:: Task requirements ::
Transcribe every entry word for word, but skip the images.

:: Information provided ::

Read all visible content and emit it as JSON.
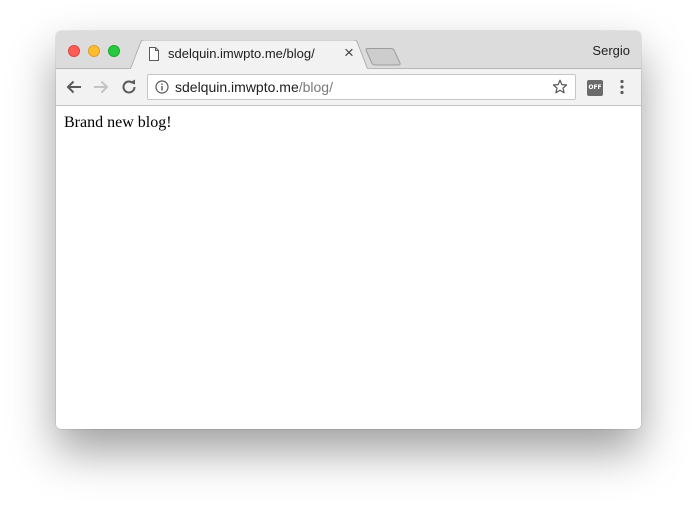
{
  "browser": {
    "tab": {
      "title": "sdelquin.imwpto.me/blog/",
      "close_glyph": "×",
      "icon": "document-icon"
    },
    "profile_name": "Sergio",
    "address_bar": {
      "host": "sdelquin.imwpto.me",
      "path": "/blog/",
      "info_icon": "info-icon",
      "bookmark_icon": "star-icon"
    },
    "extension_label": "OFF",
    "nav_icons": [
      "back-arrow-icon",
      "forward-arrow-icon",
      "reload-icon"
    ],
    "menu_icon": "kebab-menu-icon"
  },
  "page": {
    "body_text": "Brand new blog!"
  },
  "colors": {
    "close": "#fd5f57",
    "minimize": "#febc2e",
    "maximize": "#28c840",
    "url_path": "#7a7a7a"
  }
}
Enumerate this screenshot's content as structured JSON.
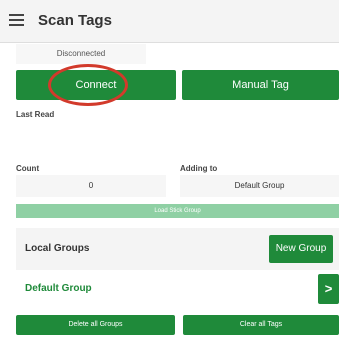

:: The reply ::
Read all visible content and emit it as JSON.
{
  "browser": {
    "tab": {
      "title": "sdelquin.imwpto.me/blog/",
      "close_glyph": "×",
      "icon": "document-icon"
    },
    "profile_name": "Sergio",
    "address_bar": {
      "host": "sdelquin.imwpto.me",
      "path": "/blog/",
      "info_icon": "info-icon",
      "bookmark_icon": "star-icon"
    },
    "extension_label": "OFF",
    "nav_icons": [
      "back-arrow-icon",
      "forward-arrow-icon",
      "reload-icon"
    ],
    "menu_icon": "kebab-menu-icon"
  },
  "page": {
    "body_text": "Brand new blog!"
  },
  "colors": {
    "close": "#fd5f57",
    "minimize": "#febc2e",
    "maximize": "#28c840",
    "url_path": "#7a7a7a"
  }
}
Enumerate this screenshot's content as structured JSON.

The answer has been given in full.